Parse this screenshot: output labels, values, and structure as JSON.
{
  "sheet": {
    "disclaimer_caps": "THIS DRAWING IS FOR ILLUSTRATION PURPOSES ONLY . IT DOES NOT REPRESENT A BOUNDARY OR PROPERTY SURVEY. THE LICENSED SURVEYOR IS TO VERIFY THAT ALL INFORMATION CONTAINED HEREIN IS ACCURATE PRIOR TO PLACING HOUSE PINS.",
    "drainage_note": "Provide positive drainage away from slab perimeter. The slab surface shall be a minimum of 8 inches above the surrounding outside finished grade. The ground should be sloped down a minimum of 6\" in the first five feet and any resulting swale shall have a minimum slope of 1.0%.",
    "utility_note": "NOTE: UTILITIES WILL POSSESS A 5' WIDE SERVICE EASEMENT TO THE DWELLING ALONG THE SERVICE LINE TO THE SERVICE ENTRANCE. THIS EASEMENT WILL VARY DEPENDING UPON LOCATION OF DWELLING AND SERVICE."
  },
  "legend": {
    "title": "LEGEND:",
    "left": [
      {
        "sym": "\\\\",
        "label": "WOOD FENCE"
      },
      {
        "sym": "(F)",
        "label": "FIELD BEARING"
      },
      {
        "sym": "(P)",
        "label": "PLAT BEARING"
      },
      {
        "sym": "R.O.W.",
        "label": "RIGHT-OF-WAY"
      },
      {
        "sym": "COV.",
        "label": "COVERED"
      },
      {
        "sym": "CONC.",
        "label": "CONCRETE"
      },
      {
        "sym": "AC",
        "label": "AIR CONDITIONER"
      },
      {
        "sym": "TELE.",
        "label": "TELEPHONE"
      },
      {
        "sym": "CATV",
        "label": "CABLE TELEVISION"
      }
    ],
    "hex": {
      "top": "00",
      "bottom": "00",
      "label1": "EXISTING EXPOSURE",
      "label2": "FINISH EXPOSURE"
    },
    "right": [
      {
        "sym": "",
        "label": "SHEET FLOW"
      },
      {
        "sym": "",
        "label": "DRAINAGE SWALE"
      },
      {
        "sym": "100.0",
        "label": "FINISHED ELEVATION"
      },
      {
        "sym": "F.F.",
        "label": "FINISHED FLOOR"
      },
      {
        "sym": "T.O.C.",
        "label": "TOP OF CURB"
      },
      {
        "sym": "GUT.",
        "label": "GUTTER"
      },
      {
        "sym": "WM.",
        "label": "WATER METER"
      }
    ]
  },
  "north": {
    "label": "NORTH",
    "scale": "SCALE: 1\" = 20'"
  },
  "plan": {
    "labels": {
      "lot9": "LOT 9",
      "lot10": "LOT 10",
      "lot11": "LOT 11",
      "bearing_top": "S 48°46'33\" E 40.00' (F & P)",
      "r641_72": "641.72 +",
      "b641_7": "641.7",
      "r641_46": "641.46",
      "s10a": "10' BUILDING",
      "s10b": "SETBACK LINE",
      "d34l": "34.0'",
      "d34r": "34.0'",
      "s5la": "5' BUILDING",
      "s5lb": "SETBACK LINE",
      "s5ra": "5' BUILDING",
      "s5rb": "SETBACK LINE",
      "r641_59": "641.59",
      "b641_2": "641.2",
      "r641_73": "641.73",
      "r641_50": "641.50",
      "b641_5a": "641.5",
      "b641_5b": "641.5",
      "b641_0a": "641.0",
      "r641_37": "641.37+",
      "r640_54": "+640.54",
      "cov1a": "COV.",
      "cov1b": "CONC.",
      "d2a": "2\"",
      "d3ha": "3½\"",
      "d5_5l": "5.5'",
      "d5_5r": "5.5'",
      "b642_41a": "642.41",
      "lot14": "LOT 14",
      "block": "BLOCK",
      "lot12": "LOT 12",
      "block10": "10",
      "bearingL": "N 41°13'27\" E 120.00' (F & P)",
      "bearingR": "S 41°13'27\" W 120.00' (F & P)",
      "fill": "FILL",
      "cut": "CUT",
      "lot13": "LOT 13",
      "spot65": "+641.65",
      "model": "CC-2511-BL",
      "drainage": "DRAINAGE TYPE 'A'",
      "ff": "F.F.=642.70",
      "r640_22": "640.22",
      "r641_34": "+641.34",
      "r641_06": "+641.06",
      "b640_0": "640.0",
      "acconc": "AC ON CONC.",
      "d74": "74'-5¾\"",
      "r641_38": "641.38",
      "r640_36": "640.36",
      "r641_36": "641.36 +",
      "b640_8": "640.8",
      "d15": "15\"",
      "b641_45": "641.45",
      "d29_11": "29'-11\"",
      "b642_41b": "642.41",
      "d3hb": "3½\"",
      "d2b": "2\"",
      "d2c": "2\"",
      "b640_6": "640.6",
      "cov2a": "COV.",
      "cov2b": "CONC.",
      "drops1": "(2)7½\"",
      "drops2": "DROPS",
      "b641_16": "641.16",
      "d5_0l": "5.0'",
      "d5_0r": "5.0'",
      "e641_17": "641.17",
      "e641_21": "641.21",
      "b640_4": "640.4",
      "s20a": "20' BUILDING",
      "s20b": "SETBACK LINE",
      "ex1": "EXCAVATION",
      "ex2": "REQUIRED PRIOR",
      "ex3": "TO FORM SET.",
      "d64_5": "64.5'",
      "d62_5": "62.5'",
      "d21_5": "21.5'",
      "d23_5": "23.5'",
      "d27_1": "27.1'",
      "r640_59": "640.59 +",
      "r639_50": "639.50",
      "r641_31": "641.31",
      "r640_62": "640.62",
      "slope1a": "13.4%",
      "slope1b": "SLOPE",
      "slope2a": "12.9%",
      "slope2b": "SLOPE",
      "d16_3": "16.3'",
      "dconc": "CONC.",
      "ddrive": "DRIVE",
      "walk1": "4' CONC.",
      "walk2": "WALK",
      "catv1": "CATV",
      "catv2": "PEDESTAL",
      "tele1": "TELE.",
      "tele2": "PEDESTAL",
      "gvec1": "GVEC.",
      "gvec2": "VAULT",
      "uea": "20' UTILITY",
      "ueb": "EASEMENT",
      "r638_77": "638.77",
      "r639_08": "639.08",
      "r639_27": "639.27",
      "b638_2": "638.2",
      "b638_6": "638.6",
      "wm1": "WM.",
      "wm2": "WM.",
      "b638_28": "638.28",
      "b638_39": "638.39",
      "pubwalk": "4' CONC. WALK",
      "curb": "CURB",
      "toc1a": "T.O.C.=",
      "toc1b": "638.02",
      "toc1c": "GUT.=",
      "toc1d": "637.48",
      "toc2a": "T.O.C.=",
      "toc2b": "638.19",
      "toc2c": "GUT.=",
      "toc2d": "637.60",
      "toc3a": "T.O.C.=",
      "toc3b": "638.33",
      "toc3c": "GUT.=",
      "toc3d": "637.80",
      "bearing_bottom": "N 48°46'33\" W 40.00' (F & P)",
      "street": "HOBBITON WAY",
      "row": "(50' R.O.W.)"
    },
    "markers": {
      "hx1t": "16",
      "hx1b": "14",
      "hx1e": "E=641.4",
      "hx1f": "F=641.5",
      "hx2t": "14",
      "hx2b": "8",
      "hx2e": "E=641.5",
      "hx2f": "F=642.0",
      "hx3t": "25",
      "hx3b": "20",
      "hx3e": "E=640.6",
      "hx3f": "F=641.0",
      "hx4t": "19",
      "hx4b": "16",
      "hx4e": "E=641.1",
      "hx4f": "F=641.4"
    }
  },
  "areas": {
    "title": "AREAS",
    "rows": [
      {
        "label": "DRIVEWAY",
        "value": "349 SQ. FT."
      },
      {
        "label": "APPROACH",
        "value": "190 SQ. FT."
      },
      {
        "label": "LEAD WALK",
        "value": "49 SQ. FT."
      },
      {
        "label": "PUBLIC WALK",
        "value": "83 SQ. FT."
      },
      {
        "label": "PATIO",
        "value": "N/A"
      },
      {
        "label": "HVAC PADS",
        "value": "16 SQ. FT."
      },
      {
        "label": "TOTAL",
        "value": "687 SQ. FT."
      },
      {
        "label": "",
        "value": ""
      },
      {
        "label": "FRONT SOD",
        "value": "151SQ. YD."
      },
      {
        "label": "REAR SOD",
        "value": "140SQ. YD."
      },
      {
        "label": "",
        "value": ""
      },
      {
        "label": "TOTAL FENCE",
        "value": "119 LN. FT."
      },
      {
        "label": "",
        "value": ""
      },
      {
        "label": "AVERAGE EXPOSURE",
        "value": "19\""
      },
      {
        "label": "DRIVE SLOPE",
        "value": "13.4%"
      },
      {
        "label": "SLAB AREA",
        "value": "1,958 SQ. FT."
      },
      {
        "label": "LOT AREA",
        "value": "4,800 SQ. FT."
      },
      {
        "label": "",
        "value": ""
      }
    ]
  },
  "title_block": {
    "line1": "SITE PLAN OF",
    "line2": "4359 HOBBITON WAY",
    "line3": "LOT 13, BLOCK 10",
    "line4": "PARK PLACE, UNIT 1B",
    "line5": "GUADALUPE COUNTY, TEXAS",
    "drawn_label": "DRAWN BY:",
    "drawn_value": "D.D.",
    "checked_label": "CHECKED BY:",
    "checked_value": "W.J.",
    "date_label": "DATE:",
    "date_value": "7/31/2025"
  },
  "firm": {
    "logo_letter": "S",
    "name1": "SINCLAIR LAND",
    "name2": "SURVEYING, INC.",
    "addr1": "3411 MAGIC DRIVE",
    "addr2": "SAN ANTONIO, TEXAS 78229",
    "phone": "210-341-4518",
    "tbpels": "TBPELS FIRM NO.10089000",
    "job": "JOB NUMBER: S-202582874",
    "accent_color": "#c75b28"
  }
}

**STATED EXERCISE:**
Which lines hold the word "HOBBITON"? Copy every one of them.

**RESPONSE TO THIS TASK:**
      "street": "HOBBITON WAY",
    "line2": "4359 HOBBITON WAY",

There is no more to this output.